*STATED PROBLEM*.
Recast all of the material below as a JSON list of strings, with one string for each line. Leave out blank lines and the pictures.

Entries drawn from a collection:
◇ ◇ ◇ ◇ ◇ ◇ ◇

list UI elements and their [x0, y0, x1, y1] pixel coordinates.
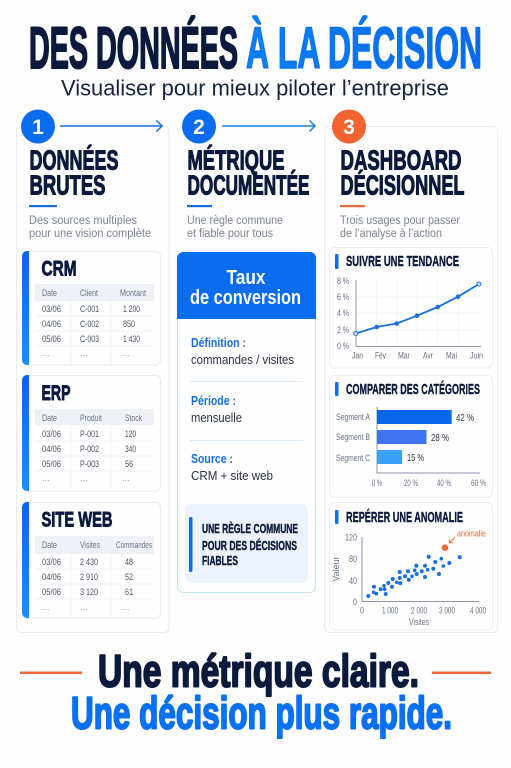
card: CRM: ... — [122, 348, 130, 358]
chart: comparer des catégories: 28 % — [431, 432, 449, 444]
text: description sources: Des sources multiples — [29, 215, 137, 227]
chart: repérer une anomalie: 1 000 — [382, 606, 398, 616]
card: site web: 2 910 — [80, 572, 98, 582]
chart: comparer des catégories — [330, 376, 492, 497]
panel: données brutes — [16, 126, 169, 632]
step 1 badge: 1 — [32, 116, 44, 139]
card: CRM: CRM — [42, 258, 76, 280]
chart: comparer des catégories: Segment C — [336, 453, 370, 463]
step 2 badge — [182, 110, 216, 144]
card: CRM — [22, 251, 160, 365]
card: CRM: ... — [42, 348, 50, 358]
heading: données brutes — [29, 144, 118, 207]
text: description règle: Une règle commune — [187, 215, 283, 227]
step 1 badge — [21, 110, 55, 144]
panel: dashboard décisionnel — [324, 126, 498, 632]
card: site web: Date — [42, 540, 57, 550]
conclusion — [20, 646, 491, 738]
heading: données brutes: BRUTES — [30, 170, 106, 200]
card: ERP: P-001 — [80, 429, 99, 439]
card: site web: ... — [122, 602, 130, 612]
text: description usages: Trois usages pour passer — [340, 215, 460, 227]
card: site web: 52 — [125, 572, 133, 582]
chart: repérer une anomalie: Valeur — [331, 556, 341, 582]
chart: repérer une anomalie: Visites — [409, 617, 429, 627]
field: source: Source : — [191, 451, 233, 466]
heading: métrique documentée: DOCUMENTÉE — [188, 170, 310, 200]
heading: métrique documentée: MÉTRIQUE — [188, 144, 284, 176]
card: ERP — [22, 375, 160, 491]
title: DES DONNÉES — [29, 16, 238, 81]
anomaly marker: anomalie — [457, 528, 486, 538]
card: ERP: Produit — [80, 413, 102, 423]
arrow: step 1 to 2 — [60, 120, 162, 132]
chart: comparer des catégories: 15 % — [407, 452, 424, 464]
card header — [177, 252, 316, 319]
callout: règle commune: POUR DES DÉCISIONS — [202, 538, 297, 553]
step 2 badge: 2 — [193, 116, 205, 139]
chart: suivre une tendance: Fév — [375, 350, 386, 360]
card: ERP: Date — [42, 413, 57, 423]
card: CRM: Montant — [120, 288, 146, 298]
callout: règle commune: UNE RÈGLE COMMUNE — [202, 521, 298, 536]
callout: règle commune — [185, 504, 308, 583]
field: définition: commandes / visites — [191, 353, 294, 367]
panel: métrique documentée — [177, 144, 316, 592]
card: ERP: ... — [122, 473, 130, 483]
card: CRM: 04/06 — [42, 319, 61, 329]
chart: suivre une tendance: Jan — [352, 350, 363, 360]
step 3 badge: 3 — [343, 116, 355, 139]
card: ERP: ... — [42, 473, 50, 483]
chart: repérer une anomalie: 3 000 — [439, 606, 455, 616]
text: description règle — [187, 215, 283, 240]
chart: repérer une anomalie: 40 — [349, 576, 357, 587]
card: ERP: 05/06 — [42, 459, 61, 469]
card: CRM: C-002 — [80, 319, 99, 329]
card: CRM: 03/06 — [42, 304, 61, 314]
card: site web: 04/06 — [42, 572, 61, 582]
card: ERP: ... — [80, 473, 88, 483]
card: site web: ... — [42, 602, 50, 612]
card: ERP: 03/06 — [42, 429, 61, 439]
field: définition: Définition : — [191, 335, 246, 350]
card: site web: ... — [80, 602, 88, 612]
chart: comparer des catégories: 0 % — [372, 478, 382, 488]
card: site web: 61 — [125, 587, 133, 597]
chart: comparer des catégories: 42 % — [456, 412, 474, 424]
chart: repérer une anomalie: 0 — [360, 606, 364, 616]
chart: repérer une anomalie: 80 — [349, 554, 357, 565]
card: CRM: 05/06 — [42, 334, 61, 344]
chart: suivre une tendance: 6 % — [337, 292, 349, 302]
card: ERP: Stock — [125, 413, 142, 423]
subtitle: Visualiser pour mieux piloter l’entreprise — [61, 76, 449, 100]
field: source — [191, 451, 273, 483]
card: site web — [22, 502, 160, 618]
field: période: Période : — [191, 393, 236, 408]
card: site web: Visites — [80, 540, 100, 550]
card: site web: SITE WEB — [42, 508, 112, 532]
card: site web: 05/06 — [42, 587, 61, 597]
callout: règle commune: FIABLES — [202, 554, 238, 568]
chart: suivre une tendance: Juin — [470, 350, 483, 360]
text: description sources — [29, 215, 151, 240]
card: CRM: 1 200 — [123, 304, 140, 314]
chart: suivre une tendance: Avr — [423, 350, 433, 360]
chart: repérer une anomalie: 120 — [345, 532, 357, 544]
chart: comparer des catégories: Segment A — [336, 412, 370, 422]
text: description usages: de l’analyse à l’action — [340, 228, 442, 240]
chart: suivre une tendance: 4 % — [337, 308, 349, 318]
card: CRM: 850 — [123, 319, 135, 329]
chart: comparer des catégories: 60 % — [471, 478, 486, 488]
field: période — [191, 393, 242, 425]
chart: comparer des catégories: 20 % — [404, 478, 418, 488]
card: ERP: 56 — [125, 459, 133, 469]
chart: suivre une tendance: Mai — [446, 350, 457, 360]
field: définition — [191, 335, 294, 367]
card: site web: Commandes — [116, 540, 152, 550]
anomaly marker — [442, 528, 486, 551]
chart: suivre une tendance: 2 % — [337, 325, 349, 335]
arrow: step 2 to 3 — [222, 120, 315, 132]
heading: données brutes: DONNÉES — [30, 144, 118, 176]
text: description sources: pour une vision complète — [29, 228, 151, 240]
chart: repérer une anomalie — [330, 502, 492, 630]
text: description usages — [340, 215, 460, 240]
card: ERP: P-002 — [80, 444, 99, 454]
chart: repérer une anomalie: 2 000 — [411, 606, 427, 616]
card: ERP: 120 — [125, 429, 136, 439]
card: taux de conversion — [177, 252, 316, 592]
card: site web: 3 120 — [80, 587, 98, 597]
card: ERP: P-003 — [80, 459, 99, 469]
card: ERP: ERP — [42, 382, 70, 405]
card: site web: 48 — [125, 557, 133, 567]
card: CRM: 1 430 — [123, 334, 140, 344]
chart: repérer une anomalie: 4 000 — [470, 606, 486, 616]
card header: Taux — [226, 267, 266, 289]
card: CRM: Client — [80, 288, 98, 298]
card: ERP: 340 — [125, 444, 136, 454]
chart: suivre une tendance: Mar — [398, 350, 410, 360]
chart: suivre une tendance: 8 % — [337, 276, 349, 286]
text: description règle: et fiable pour tous — [187, 228, 273, 240]
chart: suivre une tendance — [330, 248, 492, 368]
card: CRM: C-003 — [80, 334, 99, 344]
card header: de conversion — [190, 287, 301, 309]
card: site web: 2 430 — [80, 557, 98, 567]
card: CRM: ... — [80, 348, 88, 358]
step 3 badge — [332, 110, 366, 144]
heading: dashboard décisionnel — [340, 144, 464, 207]
card: CRM: C-001 — [80, 304, 99, 314]
card: ERP: 04/06 — [42, 444, 61, 454]
card: CRM: Date — [42, 288, 57, 298]
chart: comparer des catégories: Segment B — [336, 432, 370, 442]
chart: comparer des catégories: 40 % — [437, 478, 451, 488]
field: source: CRM + site web — [191, 469, 273, 483]
card: site web: 03/06 — [42, 557, 61, 567]
chart: suivre une tendance: 0 % — [337, 341, 349, 351]
heading: métrique documentée — [187, 144, 310, 207]
chart: repérer une anomalie: 0 — [353, 597, 357, 608]
field: période: mensuelle — [191, 411, 242, 425]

◇ ◇ ◇ ◇ ◇ ◇ ◇

*TASK ANSWER*.
[
  "list UI elements and their [x0, y0, x1, y1] pixel coordinates.",
  "card: CRM: ... — [122, 348, 130, 358]",
  "chart: comparer des catégories: 28 % — [431, 432, 449, 444]",
  "text: description sources: Des sources multiples — [29, 215, 137, 227]",
  "chart: repérer une anomalie: 1 000 — [382, 606, 398, 616]",
  "card: site web: 2 910 — [80, 572, 98, 582]",
  "chart: comparer des catégories — [330, 376, 492, 497]",
  "panel: données brutes — [16, 126, 169, 632]",
  "step 1 badge: 1 — [32, 116, 44, 139]",
  "card: CRM: CRM — [42, 258, 76, 280]",
  "chart: comparer des catégories: Segment C — [336, 453, 370, 463]",
  "step 2 badge — [182, 110, 216, 144]",
  "card: CRM — [22, 251, 160, 365]",
  "card: CRM: ... — [42, 348, 50, 358]",
  "heading: données brutes — [29, 144, 118, 207]",
  "text: description règle: Une règle commune — [187, 215, 283, 227]",
  "step 1 badge — [21, 110, 55, 144]",
  "panel: dashboard décisionnel — [324, 126, 498, 632]",
  "card: site web: Date — [42, 540, 57, 550]",
  "conclusion — [20, 646, 491, 738]",
  "heading: données brutes: BRUTES — [30, 170, 106, 200]",
  "card: ERP: P-001 — [80, 429, 99, 439]",
  "card: site web: ... — [122, 602, 130, 612]",
  "text: description usages: Trois usages pour passer — [340, 215, 460, 227]",
  "card: site web: 52 — [125, 572, 133, 582]",
  "chart: repérer une anomalie: Valeur — [331, 556, 341, 582]",
  "chart: repérer une anomalie: Visites — [409, 617, 429, 627]",
  "field: source: Source : — [191, 451, 233, 466]",
  "heading: métrique documentée: DOCUMENTÉE — [188, 170, 310, 200]",
  "heading: métrique documentée: MÉTRIQUE — [188, 144, 284, 176]",
  "card: ERP — [22, 375, 160, 491]",
  "title: DES DONNÉES — [29, 16, 238, 81]",
  "anomaly marker: anomalie — [457, 528, 486, 538]",
  "card: ERP: Produit — [80, 413, 102, 423]",
  "arrow: step 1 to 2 — [60, 120, 162, 132]",
  "chart: comparer des catégories: 15 % — [407, 452, 424, 464]",
  "card header — [177, 252, 316, 319]",
  "callout: règle commune: POUR DES DÉCISIONS — [202, 538, 297, 553]",
  "step 2 badge: 2 — [193, 116, 205, 139]",
  "chart: suivre une tendance: Fév — [375, 350, 386, 360]",
  "card: ERP: Date — [42, 413, 57, 423]",
  "card: CRM: Montant — [120, 288, 146, 298]",
  "callout: règle commune: UNE RÈGLE COMMUNE — [202, 521, 298, 536]",
  "callout: règle commune — [185, 504, 308, 583]",
  "field: définition: commandes / visites — [191, 353, 294, 367]",
  "panel: métrique documentée — [177, 144, 316, 592]",
  "card: ERP: ... — [122, 473, 130, 483]",
  "card: CRM: 04/06 — [42, 319, 61, 329]",
  "chart: suivre une tendance: Jan — [352, 350, 363, 360]",
  "step 3 badge: 3 — [343, 116, 355, 139]",
  "card: ERP: ... — [42, 473, 50, 483]",
  "chart: repérer une anomalie: 3 000 — [439, 606, 455, 616]",
  "text: description règle — [187, 215, 283, 240]",
  "chart: repérer une anomalie: 40 — [349, 576, 357, 587]",
  "card: ERP: 05/06 — [42, 459, 61, 469]",
  "card: CRM: C-002 — [80, 319, 99, 329]",
  "card: CRM: 03/06 — [42, 304, 61, 314]",
  "card: site web: 04/06 — [42, 572, 61, 582]",
  "card: ERP: ... — [80, 473, 88, 483]",
  "card: site web: ... — [42, 602, 50, 612]",
  "card: ERP: 03/06 — [42, 429, 61, 439]",
  "field: définition: Définition : — [191, 335, 246, 350]",
  "card: site web: ... — [80, 602, 88, 612]",
  "chart: comparer des catégories: 0 % — [372, 478, 382, 488]",
  "card: site web: 61 — [125, 587, 133, 597]",
  "chart: comparer des catégories: 42 % — [456, 412, 474, 424]",
  "chart: repérer une anomalie: 0 — [360, 606, 364, 616]",
  "chart: repérer une anomalie: 80 — [349, 554, 357, 565]",
  "card: CRM: 05/06 — [42, 334, 61, 344]",
  "chart: suivre une tendance: 6 % — [337, 292, 349, 302]",
  "card: ERP: Stock — [125, 413, 142, 423]",
  "subtitle: Visualiser pour mieux piloter l’entreprise — [61, 76, 449, 100]",
  "field: source — [191, 451, 273, 483]",
  "card: site web — [22, 502, 160, 618]",
  "field: période: Période : — [191, 393, 236, 408]",
  "card: site web: Visites — [80, 540, 100, 550]",
  "card: site web: SITE WEB — [42, 508, 112, 532]",
  "card: site web: 05/06 — [42, 587, 61, 597]",
  "callout: règle commune: FIABLES — [202, 554, 238, 568]",
  "chart: suivre une tendance: Juin — [470, 350, 483, 360]",
  "text: description sources — [29, 215, 151, 240]",
  "card: CRM: 1 200 — [123, 304, 140, 314]",
  "chart: suivre une tendance: Avr — [423, 350, 433, 360]",
  "chart: repérer une anomalie: 120 — [345, 532, 357, 544]",
  "chart: comparer des catégories: Segment A — [336, 412, 370, 422]",
  "text: description usages: de l’analyse à l’action — [340, 228, 442, 240]",
  "chart: suivre une tendance: 4 % — [337, 308, 349, 318]",
  "card: CRM: 850 — [123, 319, 135, 329]",
  "chart: comparer des catégories: 60 % — [471, 478, 486, 488]",
  "field: période — [191, 393, 242, 425]",
  "chart: comparer des catégories: 20 % — [404, 478, 418, 488]",
  "card: ERP: 56 — [125, 459, 133, 469]",
  "chart: suivre une tendance: Mai — [446, 350, 457, 360]",
  "field: définition — [191, 335, 294, 367]",
  "card: site web: Commandes — [116, 540, 152, 550]",
  "anomaly marker — [442, 528, 486, 551]",
  "chart: suivre une tendance: 2 % — [337, 325, 349, 335]",
  "arrow: step 2 to 3 — [222, 120, 315, 132]",
  "heading: données brutes: DONNÉES — [30, 144, 118, 176]",
  "text: description sources: pour une vision complète — [29, 228, 151, 240]",
  "chart: repérer une anomalie — [330, 502, 492, 630]",
  "text: description usages — [340, 215, 460, 240]",
  "card: ERP: P-002 — [80, 444, 99, 454]",
  "chart: repérer une anomalie: 2 000 — [411, 606, 427, 616]",
  "card: ERP: 120 — [125, 429, 136, 439]",
  "card: taux de conversion — [177, 252, 316, 592]",
  "card: site web: 3 120 — [80, 587, 98, 597]",
  "card: ERP: P-003 — [80, 459, 99, 469]",
  "card: ERP: ERP — [42, 382, 70, 405]",
  "card: site web: 48 — [125, 557, 133, 567]",
  "card: CRM: 1 430 — [123, 334, 140, 344]",
  "chart: repérer une anomalie: 4 000 — [470, 606, 486, 616]",
  "card header: Taux — [226, 267, 266, 289]",
  "card: CRM: Client — [80, 288, 98, 298]",
  "card: ERP: 340 — [125, 444, 136, 454]",
  "chart: suivre une tendance: Mar — [398, 350, 410, 360]",
  "chart: suivre une tendance: 8 % — [337, 276, 349, 286]",
  "text: description règle: et fiable pour tous — [187, 228, 273, 240]",
  "chart: suivre une tendance — [330, 248, 492, 368]",
  "card: CRM: C-003 — [80, 334, 99, 344]",
  "card header: de conversion — [190, 287, 301, 309]",
  "card: site web: 2 430 — [80, 557, 98, 567]",
  "card: CRM: ... — [80, 348, 88, 358]",
  "step 3 badge — [332, 110, 366, 144]",
  "heading: dashboard décisionnel — [340, 144, 464, 207]",
  "card: CRM: C-001 — [80, 304, 99, 314]",
  "card: ERP: 04/06 — [42, 444, 61, 454]",
  "card: CRM: Date — [42, 288, 57, 298]",
  "chart: comparer des catégories: Segment B — [336, 432, 370, 442]",
  "chart: comparer des catégories: 40 % — [437, 478, 451, 488]",
  "field: source: CRM + site web — [191, 469, 273, 483]",
  "card: site web: 03/06 — [42, 557, 61, 567]",
  "chart: suivre une tendance: 0 % — [337, 341, 349, 351]",
  "heading: métrique documentée — [187, 144, 310, 207]",
  "chart: repérer une anomalie: 0 — [353, 597, 357, 608]",
  "field: période: mensuelle — [191, 411, 242, 425]"
]